Dataset records:

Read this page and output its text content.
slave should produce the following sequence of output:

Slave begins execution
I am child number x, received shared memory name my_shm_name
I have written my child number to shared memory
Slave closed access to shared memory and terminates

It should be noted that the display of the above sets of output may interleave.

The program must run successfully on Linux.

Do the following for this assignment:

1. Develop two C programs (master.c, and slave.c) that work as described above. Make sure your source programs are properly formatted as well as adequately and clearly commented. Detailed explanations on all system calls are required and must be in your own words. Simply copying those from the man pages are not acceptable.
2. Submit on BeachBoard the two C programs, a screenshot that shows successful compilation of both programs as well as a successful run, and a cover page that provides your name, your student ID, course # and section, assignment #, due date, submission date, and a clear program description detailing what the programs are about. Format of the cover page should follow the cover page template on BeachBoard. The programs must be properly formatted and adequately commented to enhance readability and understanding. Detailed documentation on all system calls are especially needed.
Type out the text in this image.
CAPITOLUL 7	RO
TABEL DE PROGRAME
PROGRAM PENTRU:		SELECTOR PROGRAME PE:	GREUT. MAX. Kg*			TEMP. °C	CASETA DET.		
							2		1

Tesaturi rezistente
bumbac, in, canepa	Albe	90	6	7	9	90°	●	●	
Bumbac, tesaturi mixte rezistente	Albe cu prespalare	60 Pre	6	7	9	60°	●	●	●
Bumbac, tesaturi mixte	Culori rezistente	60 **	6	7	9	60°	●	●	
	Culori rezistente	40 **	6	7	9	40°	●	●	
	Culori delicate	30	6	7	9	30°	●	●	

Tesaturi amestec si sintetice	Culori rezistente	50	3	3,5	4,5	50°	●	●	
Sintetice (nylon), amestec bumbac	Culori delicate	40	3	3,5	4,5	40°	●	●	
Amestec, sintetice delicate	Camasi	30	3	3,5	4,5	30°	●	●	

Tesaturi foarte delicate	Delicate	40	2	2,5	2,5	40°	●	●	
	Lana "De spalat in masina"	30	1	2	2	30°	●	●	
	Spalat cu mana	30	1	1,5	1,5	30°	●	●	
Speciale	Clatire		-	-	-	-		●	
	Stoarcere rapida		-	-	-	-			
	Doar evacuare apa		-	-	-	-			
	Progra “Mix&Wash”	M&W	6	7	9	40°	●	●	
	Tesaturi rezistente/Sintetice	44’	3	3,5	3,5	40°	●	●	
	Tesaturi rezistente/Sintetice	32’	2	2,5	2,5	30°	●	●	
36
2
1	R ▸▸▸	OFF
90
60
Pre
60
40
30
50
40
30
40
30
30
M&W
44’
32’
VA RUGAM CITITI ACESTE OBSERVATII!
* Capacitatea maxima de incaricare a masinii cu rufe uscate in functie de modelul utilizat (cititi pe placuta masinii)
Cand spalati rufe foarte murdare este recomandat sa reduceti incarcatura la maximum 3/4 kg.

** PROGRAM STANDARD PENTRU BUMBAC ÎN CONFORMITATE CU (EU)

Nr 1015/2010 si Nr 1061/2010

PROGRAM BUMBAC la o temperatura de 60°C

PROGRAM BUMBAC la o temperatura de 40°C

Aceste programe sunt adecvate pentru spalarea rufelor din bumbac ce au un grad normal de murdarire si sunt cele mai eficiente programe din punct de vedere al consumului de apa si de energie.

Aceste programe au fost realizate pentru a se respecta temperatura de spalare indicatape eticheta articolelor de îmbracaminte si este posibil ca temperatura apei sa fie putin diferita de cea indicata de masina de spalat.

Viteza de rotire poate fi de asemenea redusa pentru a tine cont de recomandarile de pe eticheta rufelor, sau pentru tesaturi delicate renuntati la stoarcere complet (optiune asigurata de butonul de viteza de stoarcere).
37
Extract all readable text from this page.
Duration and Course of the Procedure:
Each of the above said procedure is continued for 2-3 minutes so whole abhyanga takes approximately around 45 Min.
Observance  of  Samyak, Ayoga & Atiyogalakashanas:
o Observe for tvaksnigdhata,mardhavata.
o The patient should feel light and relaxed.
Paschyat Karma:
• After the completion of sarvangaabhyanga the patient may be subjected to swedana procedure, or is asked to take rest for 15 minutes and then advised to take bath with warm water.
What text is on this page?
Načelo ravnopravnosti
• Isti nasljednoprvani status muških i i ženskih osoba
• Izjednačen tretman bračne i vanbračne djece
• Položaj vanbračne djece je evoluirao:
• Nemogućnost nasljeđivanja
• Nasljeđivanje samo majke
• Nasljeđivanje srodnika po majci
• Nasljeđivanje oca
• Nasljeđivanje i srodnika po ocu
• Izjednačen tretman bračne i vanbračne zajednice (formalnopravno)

**Problem requirements:**
From the data above, gather every line that includes the word "Culori".

**Problem solution:**
Bumbac, tesaturi mixte	Culori rezistente	60 **	6	7	9	60°	●	●	
	Culori rezistente	40 **	6	7	9	40°	●	●	
	Culori delicate	30	6	7	9	30°	●	●	
Tesaturi amestec si sintetice	Culori rezistente	50	3	3,5	4,5	50°	●	●	
Sintetice (nylon), amestec bumbac	Culori delicate	40	3	3,5	4,5	40°	●	●	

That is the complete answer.